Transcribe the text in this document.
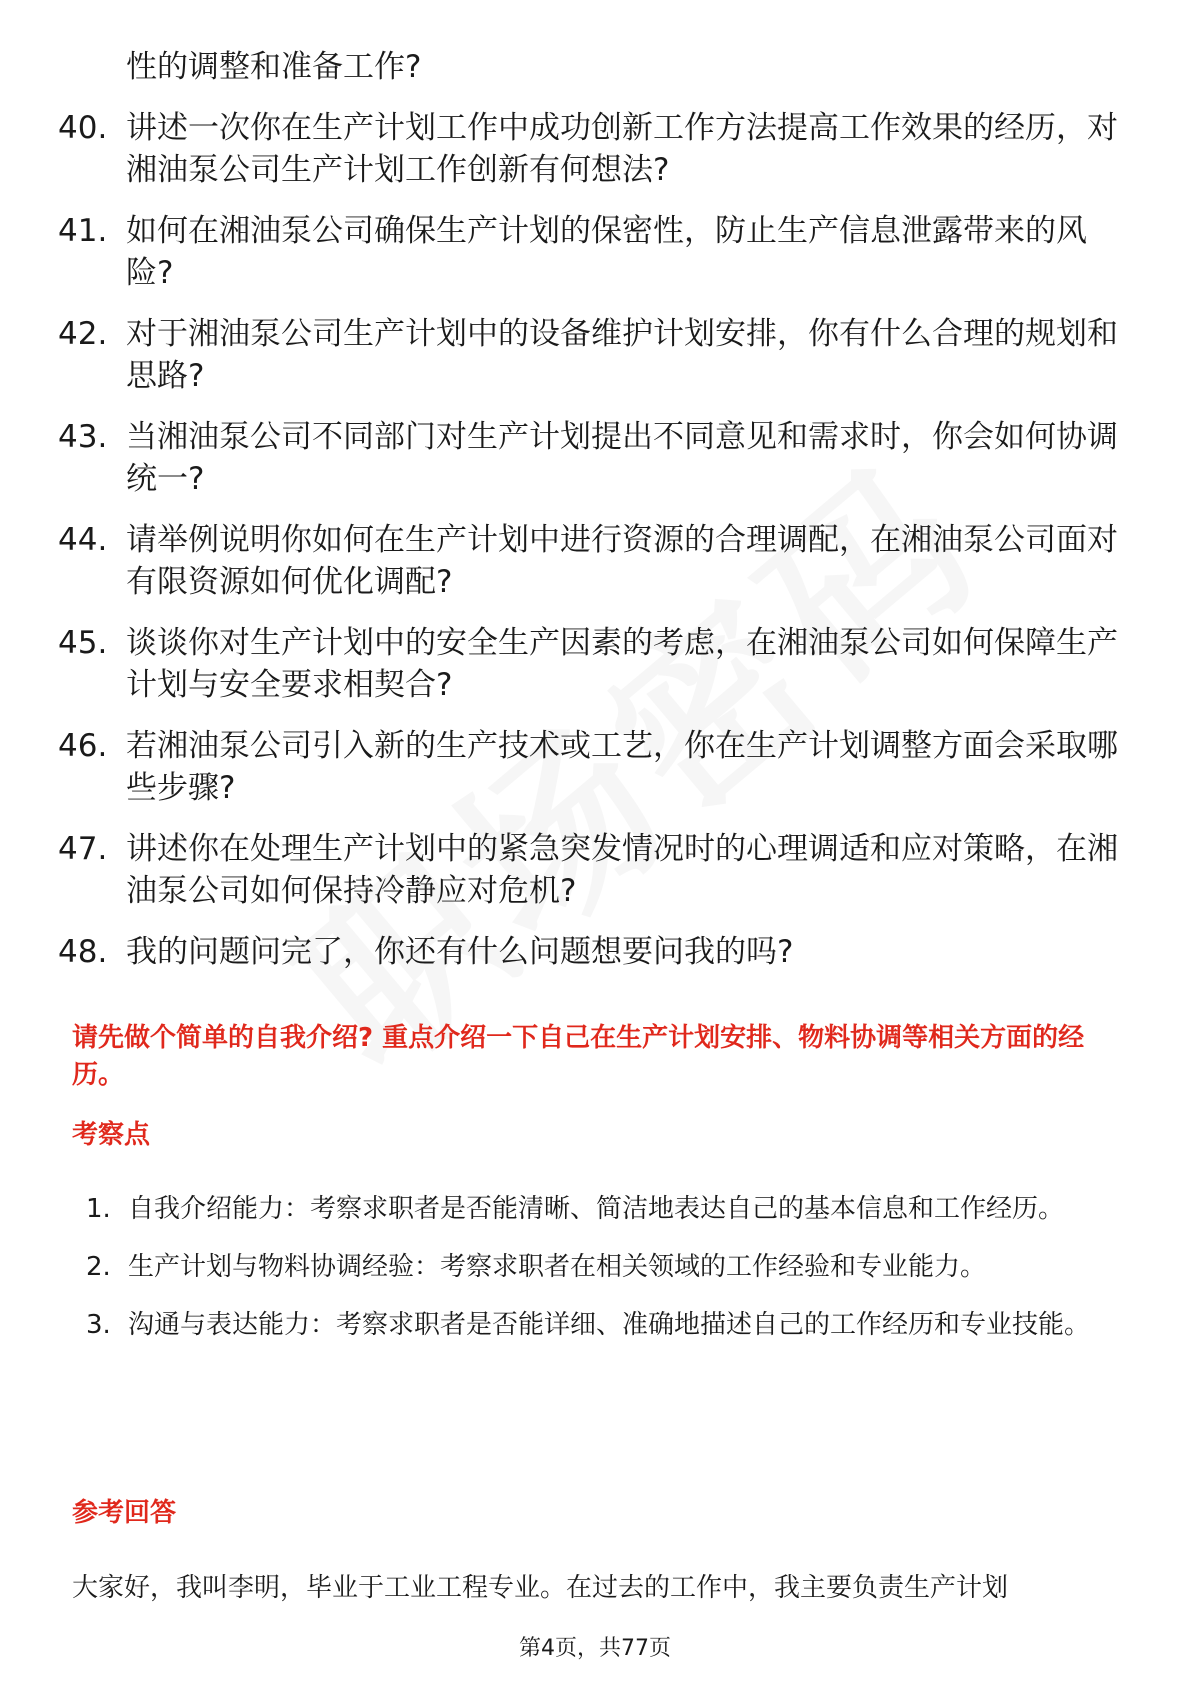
性的调整和准备工作?
40. 讲述一次你在生产计划工作中成功创新工作方法提高工作效果的经历，对湘油泵公司生产计划工作创新有何想法?
41. 如何在湘油泵公司确保生产计划的保密性，防止生产信息泄露带来的风险?
42. 对于湘油泵公司生产计划中的设备维护计划安排，你有什么合理的规划和思路?
43. 当湘油泵公司不同部门对生产计划提出不同意见和需求时，你会如何协调统一?
44. 请举例说明你如何在生产计划中进行资源的合理调配，在湘油泵公司面对有限资源如何优化调配?
45. 谈谈你对生产计划中的安全生产因素的考虑，在湘油泵公司如何保障生产计划与安全要求相契合?
46. 若湘油泵公司引入新的生产技术或工艺，你在生产计划调整方面会采取哪些步骤?
47. 讲述你在处理生产计划中的紧急突发情况时的心理调适和应对策略，在湘油泵公司如何保持冷静应对危机?
48. 我的问题问完了，你还有什么问题想要问我的吗?
请先做个简单的自我介绍? 重点介绍一下自己在生产计划安排、物料协调等相关方面的经历。
考察点
1. 自我介绍能力：考察求职者是否能清晰、简洁地表达自己的基本信息和工作经历。
2. 生产计划与物料协调经验：考察求职者在相关领域的工作经验和专业能力。
3. 沟通与表达能力：考察求职者是否能详细、准确地描述自己的工作经历和专业技能。
参考回答
大家好，我叫李明，毕业于工业工程专业。在过去的工作中，我主要负责生产计划
第4页，共77页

::::

Apart from the pictures, the entries above are to be repeated in full and exactly.

SOLUTION FOR THIS TASK
Transcribe the text in this document.
性的调整和准备工作?
40. 讲述一次你在生产计划工作中成功创新工作方法提高工作效果的经历，对湘油泵公司生产计划工作创新有何想法?
41. 如何在湘油泵公司确保生产计划的保密性，防止生产信息泄露带来的风险?
42. 对于湘油泵公司生产计划中的设备维护计划安排，你有什么合理的规划和思路?
43. 当湘油泵公司不同部门对生产计划提出不同意见和需求时，你会如何协调统一?
44. 请举例说明你如何在生产计划中进行资源的合理调配，在湘油泵公司面对有限资源如何优化调配?
45. 谈谈你对生产计划中的安全生产因素的考虑，在湘油泵公司如何保障生产计划与安全要求相契合?
46. 若湘油泵公司引入新的生产技术或工艺，你在生产计划调整方面会采取哪些步骤?
47. 讲述你在处理生产计划中的紧急突发情况时的心理调适和应对策略，在湘油泵公司如何保持冷静应对危机?
48. 我的问题问完了，你还有什么问题想要问我的吗?
请先做个简单的自我介绍? 重点介绍一下自己在生产计划安排、物料协调等相关方面的经历。
考察点
1. 自我介绍能力：考察求职者是否能清晰、简洁地表达自己的基本信息和工作经历。
2. 生产计划与物料协调经验：考察求职者在相关领域的工作经验和专业能力。
3. 沟通与表达能力：考察求职者是否能详细、准确地描述自己的工作经历和专业技能。
参考回答
大家好，我叫李明，毕业于工业工程专业。在过去的工作中，我主要负责生产计划
第4页，共77页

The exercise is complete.